• [AIM OF THE EXERCISE]: From the entries below, copy out every line with "الموضوعات" in it.

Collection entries
* * * *

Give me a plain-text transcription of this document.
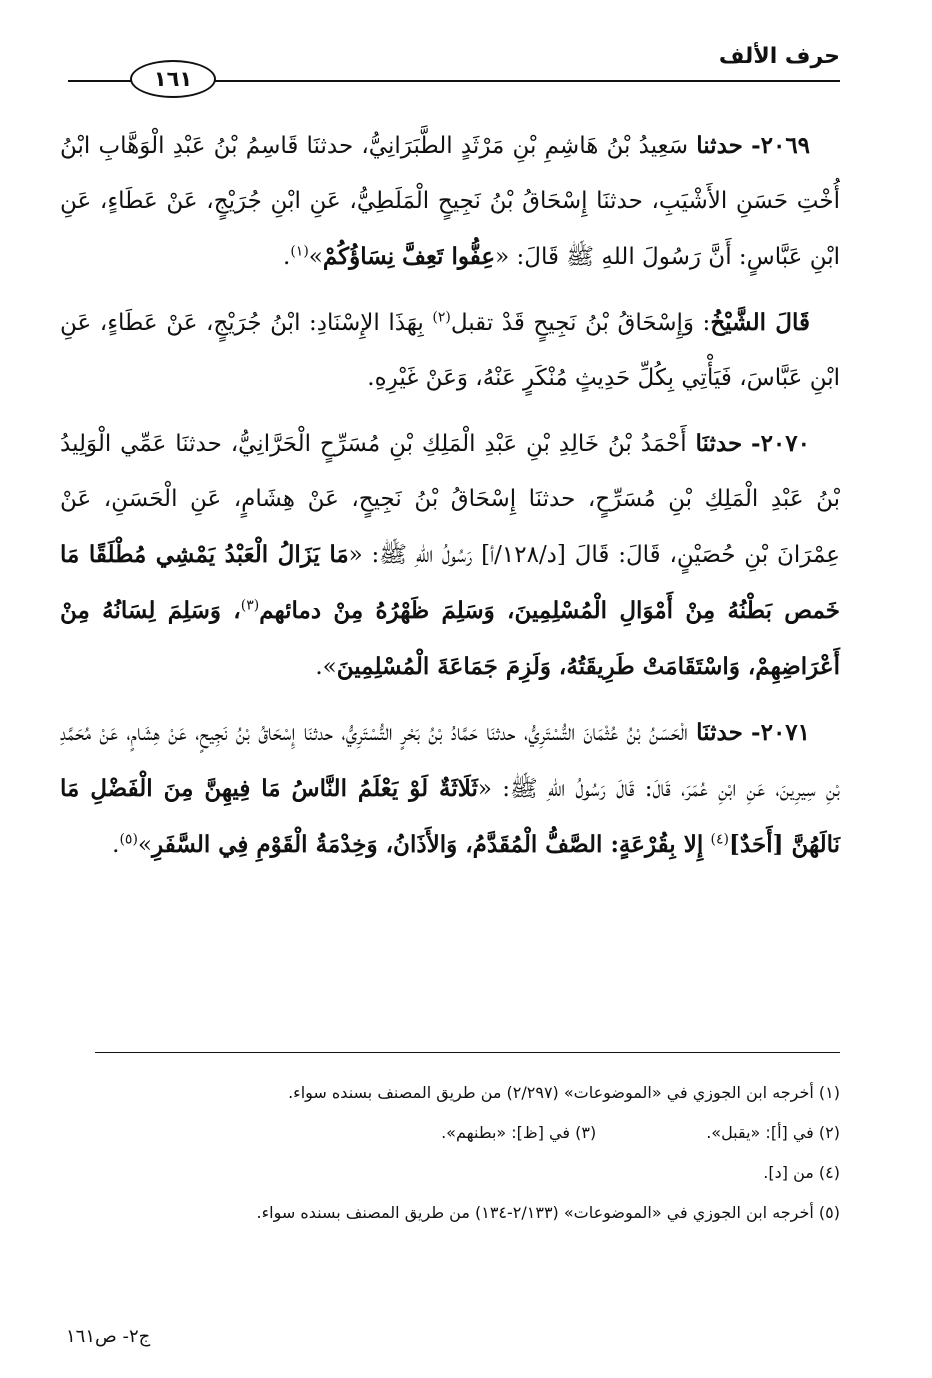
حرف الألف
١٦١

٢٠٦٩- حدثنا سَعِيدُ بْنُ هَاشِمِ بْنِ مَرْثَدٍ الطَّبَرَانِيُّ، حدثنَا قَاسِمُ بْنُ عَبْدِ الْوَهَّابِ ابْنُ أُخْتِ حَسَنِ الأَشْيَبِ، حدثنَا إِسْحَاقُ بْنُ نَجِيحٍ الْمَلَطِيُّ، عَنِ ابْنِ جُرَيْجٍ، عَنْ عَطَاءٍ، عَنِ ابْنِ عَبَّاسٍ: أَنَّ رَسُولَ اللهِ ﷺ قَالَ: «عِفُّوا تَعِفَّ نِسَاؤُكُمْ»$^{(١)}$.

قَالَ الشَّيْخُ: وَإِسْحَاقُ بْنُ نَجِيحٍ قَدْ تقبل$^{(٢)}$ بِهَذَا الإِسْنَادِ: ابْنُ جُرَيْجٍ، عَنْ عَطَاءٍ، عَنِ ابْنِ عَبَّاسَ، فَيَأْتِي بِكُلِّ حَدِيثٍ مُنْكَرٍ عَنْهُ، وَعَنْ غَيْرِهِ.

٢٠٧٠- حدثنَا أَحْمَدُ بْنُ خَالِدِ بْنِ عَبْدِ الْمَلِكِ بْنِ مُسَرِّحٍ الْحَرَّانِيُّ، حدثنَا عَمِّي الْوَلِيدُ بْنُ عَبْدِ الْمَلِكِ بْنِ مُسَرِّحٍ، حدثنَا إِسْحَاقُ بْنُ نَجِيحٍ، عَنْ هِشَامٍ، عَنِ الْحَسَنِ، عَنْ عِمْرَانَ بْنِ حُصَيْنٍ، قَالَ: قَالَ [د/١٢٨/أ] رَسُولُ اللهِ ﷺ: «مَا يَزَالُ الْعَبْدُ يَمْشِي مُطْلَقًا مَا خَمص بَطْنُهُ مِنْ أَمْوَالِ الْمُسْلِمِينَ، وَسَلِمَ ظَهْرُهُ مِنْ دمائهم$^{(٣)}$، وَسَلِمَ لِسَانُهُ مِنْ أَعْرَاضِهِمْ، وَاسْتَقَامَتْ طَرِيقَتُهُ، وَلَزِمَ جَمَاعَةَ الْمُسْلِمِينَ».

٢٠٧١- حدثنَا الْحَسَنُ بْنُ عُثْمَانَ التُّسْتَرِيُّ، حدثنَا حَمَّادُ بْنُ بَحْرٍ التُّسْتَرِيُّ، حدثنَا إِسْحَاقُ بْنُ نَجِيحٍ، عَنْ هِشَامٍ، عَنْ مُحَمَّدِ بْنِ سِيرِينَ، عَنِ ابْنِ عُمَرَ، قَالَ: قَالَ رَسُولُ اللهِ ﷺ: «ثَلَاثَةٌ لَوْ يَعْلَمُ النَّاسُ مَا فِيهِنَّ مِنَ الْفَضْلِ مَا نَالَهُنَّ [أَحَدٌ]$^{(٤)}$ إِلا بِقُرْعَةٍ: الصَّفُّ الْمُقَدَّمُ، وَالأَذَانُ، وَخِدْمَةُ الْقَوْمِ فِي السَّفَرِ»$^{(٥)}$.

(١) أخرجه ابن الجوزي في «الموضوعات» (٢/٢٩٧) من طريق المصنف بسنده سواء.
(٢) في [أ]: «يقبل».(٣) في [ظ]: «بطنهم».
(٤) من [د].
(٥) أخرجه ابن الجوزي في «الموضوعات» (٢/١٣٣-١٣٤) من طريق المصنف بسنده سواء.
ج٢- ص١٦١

* * * *

• [RESPONSE]:
(١) أخرجه ابن الجوزي في «الموضوعات» (٢/٢٩٧) من طريق المصنف بسنده سواء.
(٥) أخرجه ابن الجوزي في «الموضوعات» (٢/١٣٣-١٣٤) من طريق المصنف بسنده سواء.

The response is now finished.